▸ Task to carry out
Extract every line that contains the string "无线电设备".

◆ ◆ ◆ ◆ ◆ ◆ ◆

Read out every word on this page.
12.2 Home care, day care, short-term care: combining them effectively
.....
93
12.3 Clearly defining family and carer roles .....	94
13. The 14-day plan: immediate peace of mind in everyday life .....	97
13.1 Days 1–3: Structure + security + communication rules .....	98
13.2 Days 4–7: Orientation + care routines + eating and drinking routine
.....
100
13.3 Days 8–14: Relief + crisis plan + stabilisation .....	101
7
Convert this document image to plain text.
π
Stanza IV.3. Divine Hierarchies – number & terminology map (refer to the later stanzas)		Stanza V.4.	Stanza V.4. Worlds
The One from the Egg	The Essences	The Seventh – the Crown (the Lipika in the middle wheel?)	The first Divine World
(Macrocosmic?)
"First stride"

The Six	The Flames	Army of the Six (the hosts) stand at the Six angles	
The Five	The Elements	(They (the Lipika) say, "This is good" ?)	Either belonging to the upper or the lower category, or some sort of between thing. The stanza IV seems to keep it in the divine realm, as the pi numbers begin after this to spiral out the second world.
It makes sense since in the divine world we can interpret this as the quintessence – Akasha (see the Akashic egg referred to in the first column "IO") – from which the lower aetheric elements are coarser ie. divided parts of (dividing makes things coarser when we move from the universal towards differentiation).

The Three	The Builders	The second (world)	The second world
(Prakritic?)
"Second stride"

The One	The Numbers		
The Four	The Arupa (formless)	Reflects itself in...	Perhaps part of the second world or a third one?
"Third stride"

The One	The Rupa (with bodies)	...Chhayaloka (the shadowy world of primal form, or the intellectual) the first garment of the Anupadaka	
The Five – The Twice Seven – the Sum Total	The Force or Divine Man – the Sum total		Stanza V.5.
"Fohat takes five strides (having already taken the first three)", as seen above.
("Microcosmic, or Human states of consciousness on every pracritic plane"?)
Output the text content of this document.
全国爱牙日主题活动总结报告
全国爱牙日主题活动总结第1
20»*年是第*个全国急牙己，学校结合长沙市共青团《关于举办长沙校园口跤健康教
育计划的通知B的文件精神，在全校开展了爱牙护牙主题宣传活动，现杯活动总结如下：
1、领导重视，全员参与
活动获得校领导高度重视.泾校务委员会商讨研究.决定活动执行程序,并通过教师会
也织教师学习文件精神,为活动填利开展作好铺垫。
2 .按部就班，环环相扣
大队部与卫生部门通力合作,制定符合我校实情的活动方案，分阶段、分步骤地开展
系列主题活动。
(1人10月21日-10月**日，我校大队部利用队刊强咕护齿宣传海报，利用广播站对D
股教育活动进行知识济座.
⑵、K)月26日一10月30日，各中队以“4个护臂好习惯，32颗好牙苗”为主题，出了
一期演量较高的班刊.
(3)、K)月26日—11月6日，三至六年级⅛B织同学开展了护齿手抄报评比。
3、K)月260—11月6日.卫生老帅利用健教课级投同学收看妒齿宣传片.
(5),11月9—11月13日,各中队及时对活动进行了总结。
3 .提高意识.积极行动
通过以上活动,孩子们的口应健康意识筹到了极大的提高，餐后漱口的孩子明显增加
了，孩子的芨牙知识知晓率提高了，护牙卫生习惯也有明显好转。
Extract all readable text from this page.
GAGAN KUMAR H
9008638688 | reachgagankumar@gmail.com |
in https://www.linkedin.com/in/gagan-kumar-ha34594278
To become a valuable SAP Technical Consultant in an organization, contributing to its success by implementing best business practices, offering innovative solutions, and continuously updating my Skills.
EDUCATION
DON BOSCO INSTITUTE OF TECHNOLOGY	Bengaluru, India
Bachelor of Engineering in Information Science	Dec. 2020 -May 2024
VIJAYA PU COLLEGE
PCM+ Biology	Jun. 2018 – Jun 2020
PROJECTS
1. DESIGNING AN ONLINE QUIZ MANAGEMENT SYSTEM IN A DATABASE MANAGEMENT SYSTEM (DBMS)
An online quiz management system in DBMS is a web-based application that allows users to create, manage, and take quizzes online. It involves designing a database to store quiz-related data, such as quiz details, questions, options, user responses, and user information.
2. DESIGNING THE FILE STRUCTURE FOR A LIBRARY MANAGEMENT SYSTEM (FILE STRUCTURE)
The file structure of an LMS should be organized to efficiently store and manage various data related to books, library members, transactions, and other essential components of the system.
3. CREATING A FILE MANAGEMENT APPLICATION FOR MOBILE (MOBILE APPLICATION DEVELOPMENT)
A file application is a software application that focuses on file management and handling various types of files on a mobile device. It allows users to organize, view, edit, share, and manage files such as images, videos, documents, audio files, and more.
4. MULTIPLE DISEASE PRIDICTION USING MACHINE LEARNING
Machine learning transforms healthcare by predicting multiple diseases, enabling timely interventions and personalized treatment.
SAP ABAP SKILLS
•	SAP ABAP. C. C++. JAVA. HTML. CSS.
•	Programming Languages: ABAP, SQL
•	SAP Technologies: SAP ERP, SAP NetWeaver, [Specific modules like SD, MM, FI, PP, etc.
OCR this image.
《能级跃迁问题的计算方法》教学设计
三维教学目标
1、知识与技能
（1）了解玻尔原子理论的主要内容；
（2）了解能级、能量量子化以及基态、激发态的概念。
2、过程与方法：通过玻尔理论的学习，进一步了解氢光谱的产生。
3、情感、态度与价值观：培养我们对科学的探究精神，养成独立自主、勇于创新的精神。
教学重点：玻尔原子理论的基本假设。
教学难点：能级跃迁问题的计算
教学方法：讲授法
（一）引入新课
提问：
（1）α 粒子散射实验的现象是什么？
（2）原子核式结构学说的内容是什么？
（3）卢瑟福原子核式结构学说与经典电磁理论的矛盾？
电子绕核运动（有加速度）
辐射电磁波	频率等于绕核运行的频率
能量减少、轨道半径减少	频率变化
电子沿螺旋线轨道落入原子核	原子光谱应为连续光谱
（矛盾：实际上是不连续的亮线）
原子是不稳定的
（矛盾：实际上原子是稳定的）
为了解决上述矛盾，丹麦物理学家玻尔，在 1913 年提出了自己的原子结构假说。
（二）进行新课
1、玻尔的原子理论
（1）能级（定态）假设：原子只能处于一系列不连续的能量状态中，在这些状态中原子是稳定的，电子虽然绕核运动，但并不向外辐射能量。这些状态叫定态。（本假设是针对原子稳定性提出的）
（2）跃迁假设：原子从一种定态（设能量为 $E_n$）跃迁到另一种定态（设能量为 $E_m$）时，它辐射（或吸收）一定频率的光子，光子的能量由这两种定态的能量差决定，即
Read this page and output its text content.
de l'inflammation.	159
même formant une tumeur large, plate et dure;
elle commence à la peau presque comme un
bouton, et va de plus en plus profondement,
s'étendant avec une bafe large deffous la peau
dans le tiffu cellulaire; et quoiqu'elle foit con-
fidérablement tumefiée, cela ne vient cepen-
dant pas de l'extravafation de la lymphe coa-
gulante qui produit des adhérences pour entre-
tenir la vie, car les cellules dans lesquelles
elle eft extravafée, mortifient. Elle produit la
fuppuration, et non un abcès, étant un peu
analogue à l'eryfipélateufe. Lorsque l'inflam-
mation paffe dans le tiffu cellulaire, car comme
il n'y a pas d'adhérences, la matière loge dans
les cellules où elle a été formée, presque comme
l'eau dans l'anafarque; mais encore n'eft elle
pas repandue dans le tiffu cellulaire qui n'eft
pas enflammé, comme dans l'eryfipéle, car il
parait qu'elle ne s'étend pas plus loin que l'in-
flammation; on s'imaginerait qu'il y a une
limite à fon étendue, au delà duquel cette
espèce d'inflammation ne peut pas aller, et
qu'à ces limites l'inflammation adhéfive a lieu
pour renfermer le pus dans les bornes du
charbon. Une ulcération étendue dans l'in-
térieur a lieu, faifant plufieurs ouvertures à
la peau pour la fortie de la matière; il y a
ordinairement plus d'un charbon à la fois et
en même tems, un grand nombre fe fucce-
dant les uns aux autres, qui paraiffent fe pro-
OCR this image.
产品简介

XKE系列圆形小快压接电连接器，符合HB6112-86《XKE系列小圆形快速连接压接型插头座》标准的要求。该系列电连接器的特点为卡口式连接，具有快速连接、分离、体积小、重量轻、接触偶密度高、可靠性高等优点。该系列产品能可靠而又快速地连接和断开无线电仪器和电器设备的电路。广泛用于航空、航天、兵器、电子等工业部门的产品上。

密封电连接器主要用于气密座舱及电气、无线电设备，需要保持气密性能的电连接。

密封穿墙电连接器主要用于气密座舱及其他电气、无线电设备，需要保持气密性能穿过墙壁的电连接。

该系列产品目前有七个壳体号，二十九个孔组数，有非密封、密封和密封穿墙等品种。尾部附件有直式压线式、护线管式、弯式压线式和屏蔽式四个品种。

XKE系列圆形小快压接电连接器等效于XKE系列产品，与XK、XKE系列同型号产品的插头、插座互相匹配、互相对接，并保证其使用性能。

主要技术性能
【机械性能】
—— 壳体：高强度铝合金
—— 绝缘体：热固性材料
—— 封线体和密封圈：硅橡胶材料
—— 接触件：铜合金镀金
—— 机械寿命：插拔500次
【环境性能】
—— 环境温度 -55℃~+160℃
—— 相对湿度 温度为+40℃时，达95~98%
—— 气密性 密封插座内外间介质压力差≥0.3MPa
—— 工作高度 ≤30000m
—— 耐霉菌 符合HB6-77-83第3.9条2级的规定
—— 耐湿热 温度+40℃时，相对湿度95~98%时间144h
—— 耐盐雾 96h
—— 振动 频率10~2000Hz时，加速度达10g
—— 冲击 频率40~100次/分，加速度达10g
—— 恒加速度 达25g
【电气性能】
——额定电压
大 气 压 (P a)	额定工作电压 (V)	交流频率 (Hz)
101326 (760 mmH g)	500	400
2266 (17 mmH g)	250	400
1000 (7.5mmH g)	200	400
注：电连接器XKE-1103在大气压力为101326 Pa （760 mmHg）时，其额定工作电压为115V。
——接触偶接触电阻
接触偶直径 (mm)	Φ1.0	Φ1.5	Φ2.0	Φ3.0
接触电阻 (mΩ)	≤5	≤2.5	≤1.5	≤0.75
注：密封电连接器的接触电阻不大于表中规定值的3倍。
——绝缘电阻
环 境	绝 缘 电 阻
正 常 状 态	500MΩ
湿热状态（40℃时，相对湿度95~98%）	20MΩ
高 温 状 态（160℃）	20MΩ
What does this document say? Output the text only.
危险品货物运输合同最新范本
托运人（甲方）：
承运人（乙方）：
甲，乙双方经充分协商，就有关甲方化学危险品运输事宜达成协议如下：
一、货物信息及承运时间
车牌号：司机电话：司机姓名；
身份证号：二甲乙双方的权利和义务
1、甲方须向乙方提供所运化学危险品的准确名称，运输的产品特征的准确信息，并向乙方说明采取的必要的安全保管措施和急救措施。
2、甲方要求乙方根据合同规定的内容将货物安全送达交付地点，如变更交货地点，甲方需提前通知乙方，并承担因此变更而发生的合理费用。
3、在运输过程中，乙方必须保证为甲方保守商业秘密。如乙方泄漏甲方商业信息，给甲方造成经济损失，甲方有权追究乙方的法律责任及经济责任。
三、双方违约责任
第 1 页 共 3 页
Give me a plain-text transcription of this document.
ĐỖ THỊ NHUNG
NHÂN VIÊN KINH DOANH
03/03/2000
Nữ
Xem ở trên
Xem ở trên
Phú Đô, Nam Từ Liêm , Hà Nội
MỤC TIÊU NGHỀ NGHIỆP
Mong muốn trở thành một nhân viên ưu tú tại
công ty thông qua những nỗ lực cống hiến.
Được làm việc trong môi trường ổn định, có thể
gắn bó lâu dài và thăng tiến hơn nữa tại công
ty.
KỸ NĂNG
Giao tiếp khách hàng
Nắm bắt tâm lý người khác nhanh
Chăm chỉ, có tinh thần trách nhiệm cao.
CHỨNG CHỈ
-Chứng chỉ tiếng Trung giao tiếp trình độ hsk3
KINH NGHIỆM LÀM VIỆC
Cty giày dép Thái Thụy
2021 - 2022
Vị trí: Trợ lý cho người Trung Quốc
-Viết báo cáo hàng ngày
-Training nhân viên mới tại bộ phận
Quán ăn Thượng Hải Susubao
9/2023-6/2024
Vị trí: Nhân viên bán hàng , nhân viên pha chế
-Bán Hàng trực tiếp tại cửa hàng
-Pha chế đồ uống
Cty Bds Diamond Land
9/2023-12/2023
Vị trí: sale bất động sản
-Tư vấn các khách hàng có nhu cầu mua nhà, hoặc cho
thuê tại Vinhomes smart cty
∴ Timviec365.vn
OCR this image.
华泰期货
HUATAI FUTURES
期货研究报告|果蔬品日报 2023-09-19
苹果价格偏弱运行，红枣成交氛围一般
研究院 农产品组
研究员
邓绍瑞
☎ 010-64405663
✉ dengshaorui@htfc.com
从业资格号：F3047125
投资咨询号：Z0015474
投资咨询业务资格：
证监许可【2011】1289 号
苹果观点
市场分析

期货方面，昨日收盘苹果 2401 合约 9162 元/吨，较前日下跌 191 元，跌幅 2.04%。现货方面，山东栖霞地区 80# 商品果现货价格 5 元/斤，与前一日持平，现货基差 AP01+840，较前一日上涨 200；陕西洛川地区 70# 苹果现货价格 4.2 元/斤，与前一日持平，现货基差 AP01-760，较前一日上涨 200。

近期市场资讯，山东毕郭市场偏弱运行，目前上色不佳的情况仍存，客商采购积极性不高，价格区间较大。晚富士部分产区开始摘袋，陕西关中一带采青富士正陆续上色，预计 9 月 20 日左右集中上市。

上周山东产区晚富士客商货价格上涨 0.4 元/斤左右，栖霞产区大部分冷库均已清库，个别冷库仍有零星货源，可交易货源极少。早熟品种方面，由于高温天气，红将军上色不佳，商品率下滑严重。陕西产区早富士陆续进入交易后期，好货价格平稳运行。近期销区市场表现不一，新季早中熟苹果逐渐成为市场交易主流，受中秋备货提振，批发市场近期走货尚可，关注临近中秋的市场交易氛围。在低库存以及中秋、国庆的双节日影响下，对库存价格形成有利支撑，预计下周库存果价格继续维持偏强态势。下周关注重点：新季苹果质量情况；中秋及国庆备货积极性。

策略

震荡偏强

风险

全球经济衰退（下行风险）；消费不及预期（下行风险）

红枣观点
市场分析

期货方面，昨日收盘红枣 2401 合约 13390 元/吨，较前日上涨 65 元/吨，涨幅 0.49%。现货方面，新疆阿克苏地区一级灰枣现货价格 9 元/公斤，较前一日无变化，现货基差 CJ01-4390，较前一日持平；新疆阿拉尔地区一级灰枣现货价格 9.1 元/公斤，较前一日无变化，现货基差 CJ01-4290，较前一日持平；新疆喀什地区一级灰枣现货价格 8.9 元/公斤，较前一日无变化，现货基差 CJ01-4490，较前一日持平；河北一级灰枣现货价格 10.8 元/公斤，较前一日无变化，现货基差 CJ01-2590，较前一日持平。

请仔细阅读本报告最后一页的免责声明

◆ ◆ ◆ ◆ ◆ ◆ ◆

▸ Complete output
密封电连接器主要用于气密座舱及电气、无线电设备，需要保持气密性能的电连接。
密封穿墙电连接器主要用于气密座舱及其他电气、无线电设备，需要保持气密性能穿过墙壁的电连接。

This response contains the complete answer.